__THE TASK__: In the listing below, find every line containing "Slightly" and copy it out.

[Saved entries]
►

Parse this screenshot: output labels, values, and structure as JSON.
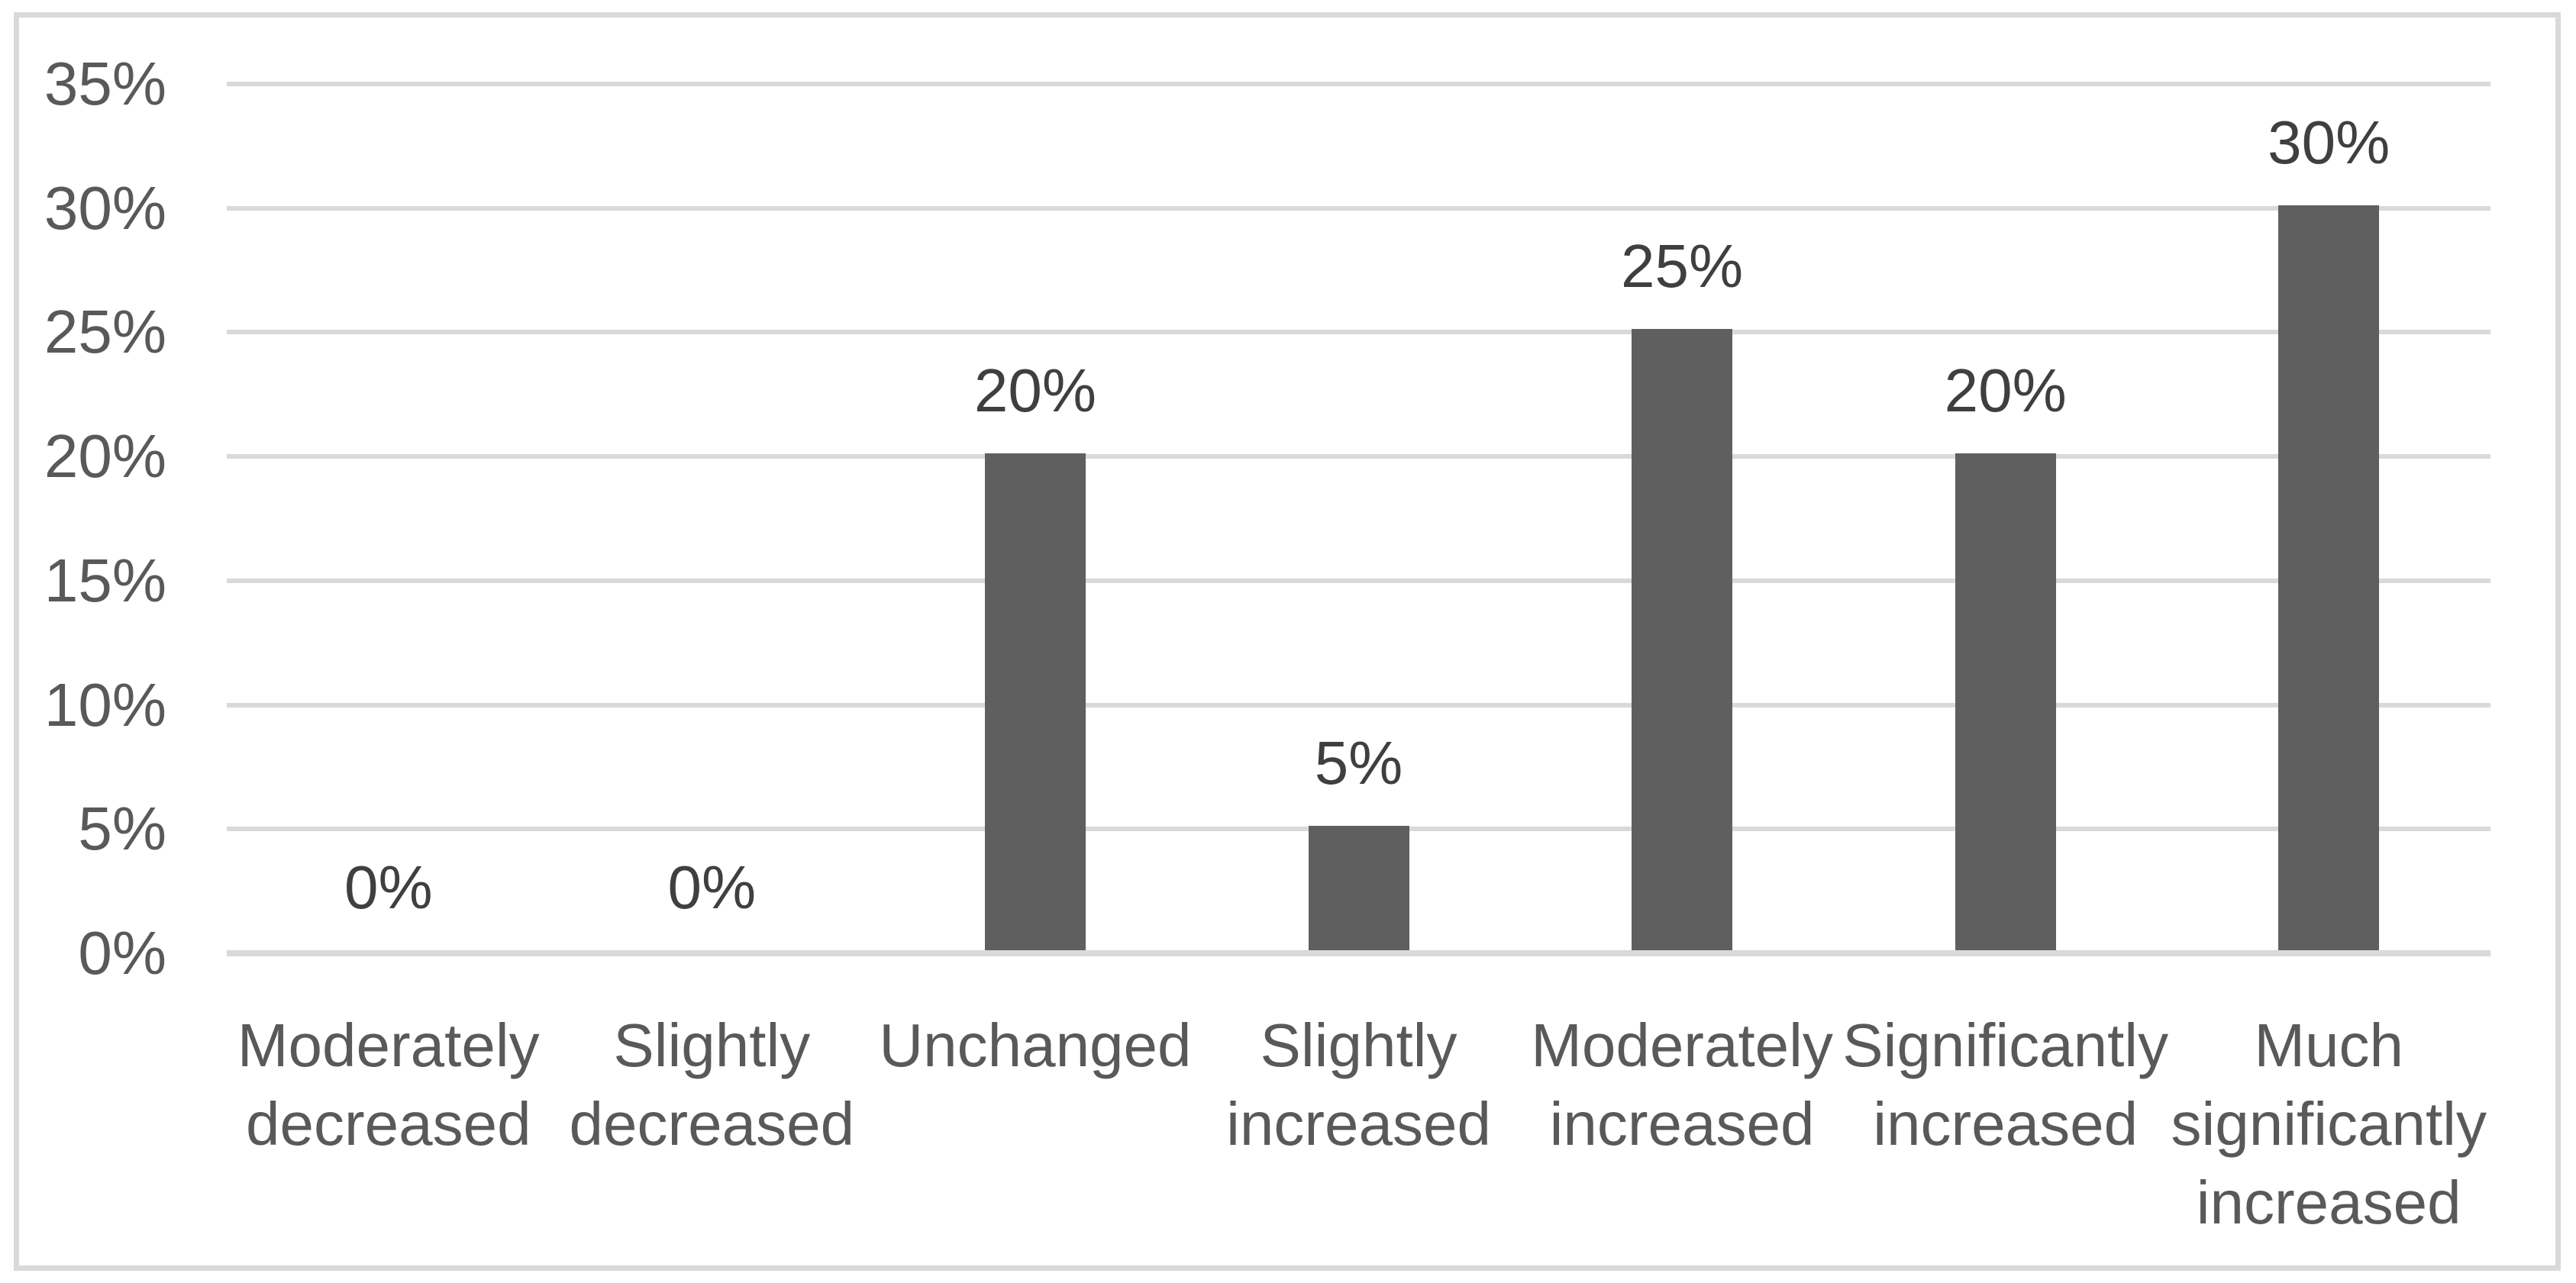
{
  "chart_data": {
    "type": "bar",
    "categories": [
      "Moderately decreased",
      "Slightly decreased",
      "Unchanged",
      "Slightly increased",
      "Moderately increased",
      "Significantly increased",
      "Much significantly increased"
    ],
    "values": [
      0,
      0,
      20,
      5,
      25,
      20,
      30
    ],
    "data_labels": [
      "0%",
      "0%",
      "20%",
      "5%",
      "25%",
      "20%",
      "30%"
    ],
    "y_tick_labels": [
      "0%",
      "5%",
      "10%",
      "15%",
      "20%",
      "25%",
      "30%",
      "35%"
    ],
    "ylim": [
      0,
      35
    ],
    "y_tick_step": 5,
    "grid": true,
    "legend_position": "none",
    "title": "",
    "xlabel": "",
    "ylabel": "",
    "colors": {
      "bar_fill": "#5F5F5F",
      "data_label_text": "#3F3F3F",
      "axis_text": "#595959",
      "gridline": "#D9D9D9",
      "frame_border": "#D9D9D9",
      "background": "#FFFFFF"
    }
  }
}
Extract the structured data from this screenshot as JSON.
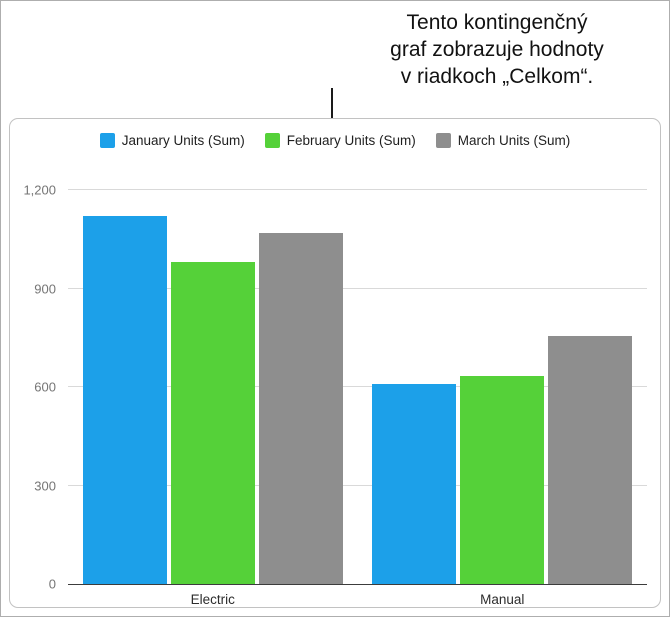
{
  "callout": {
    "lines": [
      "Tento kontingenčný",
      "graf zobrazuje hodnoty",
      "v riadkoch „Celkom“."
    ]
  },
  "chart_data": {
    "type": "bar",
    "title": "",
    "xlabel": "",
    "ylabel": "",
    "categories": [
      "Electric",
      "Manual"
    ],
    "series": [
      {
        "name": "January Units (Sum)",
        "color": "#1CA0E9",
        "values": [
          1120,
          610
        ]
      },
      {
        "name": "February Units (Sum)",
        "color": "#55D139",
        "values": [
          980,
          635
        ]
      },
      {
        "name": "March Units (Sum)",
        "color": "#8E8E8E",
        "values": [
          1070,
          755
        ]
      }
    ],
    "ylim": [
      0,
      1200
    ],
    "yticks": [
      {
        "value": 0,
        "label": "0"
      },
      {
        "value": 300,
        "label": "300"
      },
      {
        "value": 600,
        "label": "600"
      },
      {
        "value": 900,
        "label": "900"
      },
      {
        "value": 1200,
        "label": "1,200"
      }
    ],
    "grid": "horizontal",
    "legend_position": "top"
  }
}
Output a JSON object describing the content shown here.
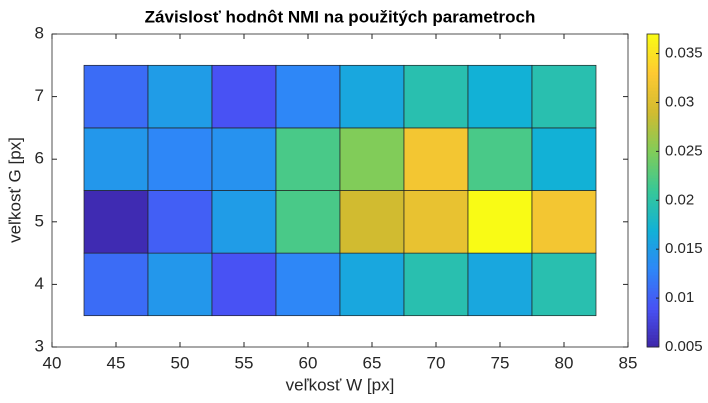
{
  "chart_data": {
    "type": "heatmap",
    "title": "Závislosť hodnôt NMI na použitých parametroch",
    "xlabel": "veľkosť W [px]",
    "ylabel": "veľkosť G [px]",
    "x": [
      45,
      50,
      55,
      60,
      65,
      70,
      75,
      80
    ],
    "y": [
      4,
      5,
      6,
      7
    ],
    "z": [
      [
        0.011,
        0.0145,
        0.009,
        0.013,
        0.016,
        0.0195,
        0.016,
        0.0195
      ],
      [
        0.0055,
        0.01,
        0.015,
        0.022,
        0.029,
        0.031,
        0.037,
        0.032
      ],
      [
        0.0145,
        0.013,
        0.014,
        0.022,
        0.025,
        0.032,
        0.022,
        0.017
      ],
      [
        0.011,
        0.015,
        0.009,
        0.013,
        0.016,
        0.0195,
        0.017,
        0.0195
      ]
    ],
    "xlim": [
      40,
      85
    ],
    "xticks": [
      40,
      45,
      50,
      55,
      60,
      65,
      70,
      75,
      80,
      85
    ],
    "ylim": [
      3,
      8
    ],
    "yticks": [
      3,
      4,
      5,
      6,
      7,
      8
    ],
    "clim": [
      0.005,
      0.037
    ],
    "cticks": [
      0.005,
      0.01,
      0.015,
      0.02,
      0.025,
      0.03,
      0.035
    ],
    "colormap": [
      "#3e26a8",
      "#4852f4",
      "#2e87f7",
      "#12b1d6",
      "#37c897",
      "#81cc59",
      "#d1bb30",
      "#fec932",
      "#f9fb15"
    ]
  }
}
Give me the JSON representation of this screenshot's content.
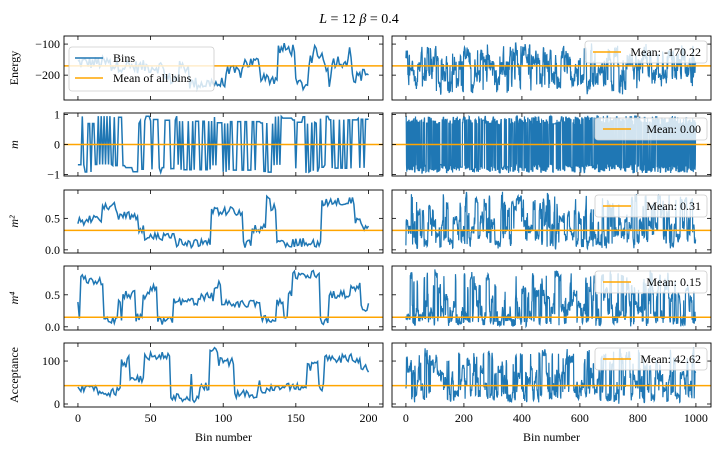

◄

__RESULT FOR THIS EXERCISE__:
      "Slightly decreased",
      "Slightly increased",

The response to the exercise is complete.